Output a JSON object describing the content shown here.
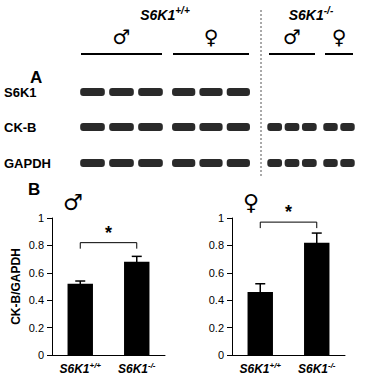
{
  "panels": [
    "A",
    "B"
  ],
  "blot": {
    "groups": [
      {
        "genotype": "S6K1+/+",
        "sex": "♂",
        "lanes": 3
      },
      {
        "genotype": "S6K1+/+",
        "sex": "♀",
        "lanes": 3
      },
      {
        "genotype": "S6K1-/-",
        "sex": "♂",
        "lanes": 3
      },
      {
        "genotype": "S6K1-/-",
        "sex": "♀",
        "lanes": 2
      }
    ],
    "rows": [
      {
        "label": "S6K1",
        "present": [
          true,
          true,
          false,
          false
        ]
      },
      {
        "label": "CK-B",
        "present": [
          true,
          true,
          true,
          true
        ]
      },
      {
        "label": "GAPDH",
        "present": [
          true,
          true,
          true,
          true
        ]
      }
    ]
  },
  "chart_data": [
    {
      "type": "bar",
      "title": "♂",
      "categories": [
        "S6K1+/+",
        "S6K1-/-"
      ],
      "values": [
        0.52,
        0.68
      ],
      "errors": [
        0.02,
        0.04
      ],
      "color": "#000000",
      "ylim": [
        0,
        1
      ],
      "yticks": [
        0,
        0.2,
        0.4,
        0.6,
        0.8,
        1
      ],
      "ylabel": "CK-B/GAPDH",
      "grid": false,
      "annotations": [
        {
          "text": "*",
          "from": "S6K1+/+",
          "to": "S6K1-/-",
          "y": 0.82
        }
      ]
    },
    {
      "type": "bar",
      "title": "♀",
      "categories": [
        "S6K1+/+",
        "S6K1-/-"
      ],
      "values": [
        0.46,
        0.82
      ],
      "errors": [
        0.06,
        0.07
      ],
      "color": "#000000",
      "ylim": [
        0,
        1
      ],
      "yticks": [
        0,
        0.2,
        0.4,
        0.6,
        0.8,
        1
      ],
      "grid": false,
      "annotations": [
        {
          "text": "*",
          "from": "S6K1+/+",
          "to": "S6K1-/-",
          "y": 0.97
        }
      ]
    }
  ]
}
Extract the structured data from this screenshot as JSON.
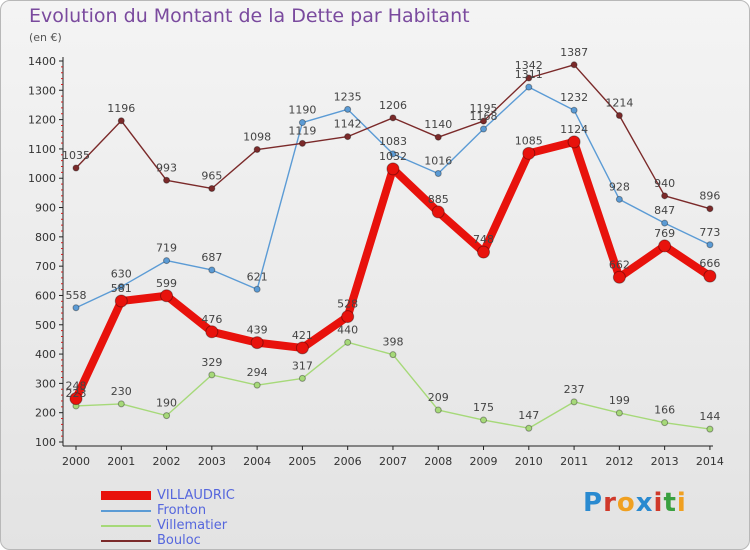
{
  "title": "Evolution du Montant de la Dette par Habitant",
  "subtitle": "(en €)",
  "logo": {
    "text": "Proxiti",
    "colors": [
      "#2a8ad0",
      "#d0392a",
      "#f0a020",
      "#2a8ad0",
      "#d0392a",
      "#3aa040",
      "#f0a020"
    ]
  },
  "chart_data": {
    "type": "line",
    "x": [
      "2000",
      "2001",
      "2002",
      "2003",
      "2004",
      "2005",
      "2006",
      "2007",
      "2008",
      "2009",
      "2010",
      "2011",
      "2012",
      "2013",
      "2014"
    ],
    "ylim": [
      100,
      1400
    ],
    "yticks": [
      100,
      200,
      300,
      400,
      500,
      600,
      700,
      800,
      900,
      1000,
      1100,
      1200,
      1300,
      1400
    ],
    "grid": false,
    "legend_position": "bottom-left",
    "series": [
      {
        "name": "Fronton",
        "color": "#5b9bd5",
        "width": 1.4,
        "marker": 3,
        "values": [
          558,
          630,
          719,
          687,
          621,
          1190,
          1235,
          1083,
          1016,
          1168,
          1311,
          1232,
          928,
          847,
          773
        ]
      },
      {
        "name": "Villematier",
        "color": "#a6d979",
        "width": 1.4,
        "marker": 3,
        "values": [
          223,
          230,
          190,
          329,
          294,
          317,
          440,
          398,
          209,
          175,
          147,
          237,
          199,
          166,
          144
        ]
      },
      {
        "name": "Bouloc",
        "color": "#7b2a2a",
        "width": 1.4,
        "marker": 3,
        "values": [
          1035,
          1196,
          993,
          965,
          1098,
          1119,
          1142,
          1206,
          1140,
          1195,
          1342,
          1387,
          1214,
          940,
          896
        ]
      },
      {
        "name": "VILLAUDRIC",
        "color": "#e8120c",
        "width": 8,
        "marker": 6,
        "values": [
          248,
          581,
          599,
          476,
          439,
          421,
          528,
          1032,
          885,
          748,
          1085,
          1124,
          662,
          769,
          666
        ]
      }
    ],
    "legend_order": [
      "VILLAUDRIC",
      "Fronton",
      "Villematier",
      "Bouloc"
    ],
    "legend_text_color": "#5566dd"
  }
}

» WORK TO COMPLETE
Repeat the data exactly, dropping every picture it holds.

» TASK ANSWER
Output a JSON object describing the content shown here.
{
  "panels": [
    "A",
    "B"
  ],
  "blot": {
    "groups": [
      {
        "genotype": "S6K1+/+",
        "sex": "♂",
        "lanes": 3
      },
      {
        "genotype": "S6K1+/+",
        "sex": "♀",
        "lanes": 3
      },
      {
        "genotype": "S6K1-/-",
        "sex": "♂",
        "lanes": 3
      },
      {
        "genotype": "S6K1-/-",
        "sex": "♀",
        "lanes": 2
      }
    ],
    "rows": [
      {
        "label": "S6K1",
        "present": [
          true,
          true,
          false,
          false
        ]
      },
      {
        "label": "CK-B",
        "present": [
          true,
          true,
          true,
          true
        ]
      },
      {
        "label": "GAPDH",
        "present": [
          true,
          true,
          true,
          true
        ]
      }
    ]
  },
  "chart_data": [
    {
      "type": "bar",
      "title": "♂",
      "categories": [
        "S6K1+/+",
        "S6K1-/-"
      ],
      "values": [
        0.52,
        0.68
      ],
      "errors": [
        0.02,
        0.04
      ],
      "color": "#000000",
      "ylim": [
        0,
        1
      ],
      "yticks": [
        0,
        0.2,
        0.4,
        0.6,
        0.8,
        1
      ],
      "ylabel": "CK-B/GAPDH",
      "grid": false,
      "annotations": [
        {
          "text": "*",
          "from": "S6K1+/+",
          "to": "S6K1-/-",
          "y": 0.82
        }
      ]
    },
    {
      "type": "bar",
      "title": "♀",
      "categories": [
        "S6K1+/+",
        "S6K1-/-"
      ],
      "values": [
        0.46,
        0.82
      ],
      "errors": [
        0.06,
        0.07
      ],
      "color": "#000000",
      "ylim": [
        0,
        1
      ],
      "yticks": [
        0,
        0.2,
        0.4,
        0.6,
        0.8,
        1
      ],
      "grid": false,
      "annotations": [
        {
          "text": "*",
          "from": "S6K1+/+",
          "to": "S6K1-/-",
          "y": 0.97
        }
      ]
    }
  ]
}
Extract the structured data from this screenshot as JSON.
{
  "title": "Evolution du Montant de la Dette par Habitant",
  "subtitle": "(en €)",
  "logo": {
    "text": "Proxiti",
    "colors": [
      "#2a8ad0",
      "#d0392a",
      "#f0a020",
      "#2a8ad0",
      "#d0392a",
      "#3aa040",
      "#f0a020"
    ]
  },
  "chart_data": {
    "type": "line",
    "x": [
      "2000",
      "2001",
      "2002",
      "2003",
      "2004",
      "2005",
      "2006",
      "2007",
      "2008",
      "2009",
      "2010",
      "2011",
      "2012",
      "2013",
      "2014"
    ],
    "ylim": [
      100,
      1400
    ],
    "yticks": [
      100,
      200,
      300,
      400,
      500,
      600,
      700,
      800,
      900,
      1000,
      1100,
      1200,
      1300,
      1400
    ],
    "grid": false,
    "legend_position": "bottom-left",
    "series": [
      {
        "name": "Fronton",
        "color": "#5b9bd5",
        "width": 1.4,
        "marker": 3,
        "values": [
          558,
          630,
          719,
          687,
          621,
          1190,
          1235,
          1083,
          1016,
          1168,
          1311,
          1232,
          928,
          847,
          773
        ]
      },
      {
        "name": "Villematier",
        "color": "#a6d979",
        "width": 1.4,
        "marker": 3,
        "values": [
          223,
          230,
          190,
          329,
          294,
          317,
          440,
          398,
          209,
          175,
          147,
          237,
          199,
          166,
          144
        ]
      },
      {
        "name": "Bouloc",
        "color": "#7b2a2a",
        "width": 1.4,
        "marker": 3,
        "values": [
          1035,
          1196,
          993,
          965,
          1098,
          1119,
          1142,
          1206,
          1140,
          1195,
          1342,
          1387,
          1214,
          940,
          896
        ]
      },
      {
        "name": "VILLAUDRIC",
        "color": "#e8120c",
        "width": 8,
        "marker": 6,
        "values": [
          248,
          581,
          599,
          476,
          439,
          421,
          528,
          1032,
          885,
          748,
          1085,
          1124,
          662,
          769,
          666
        ]
      }
    ],
    "legend_order": [
      "VILLAUDRIC",
      "Fronton",
      "Villematier",
      "Bouloc"
    ],
    "legend_text_color": "#5566dd"
  }
}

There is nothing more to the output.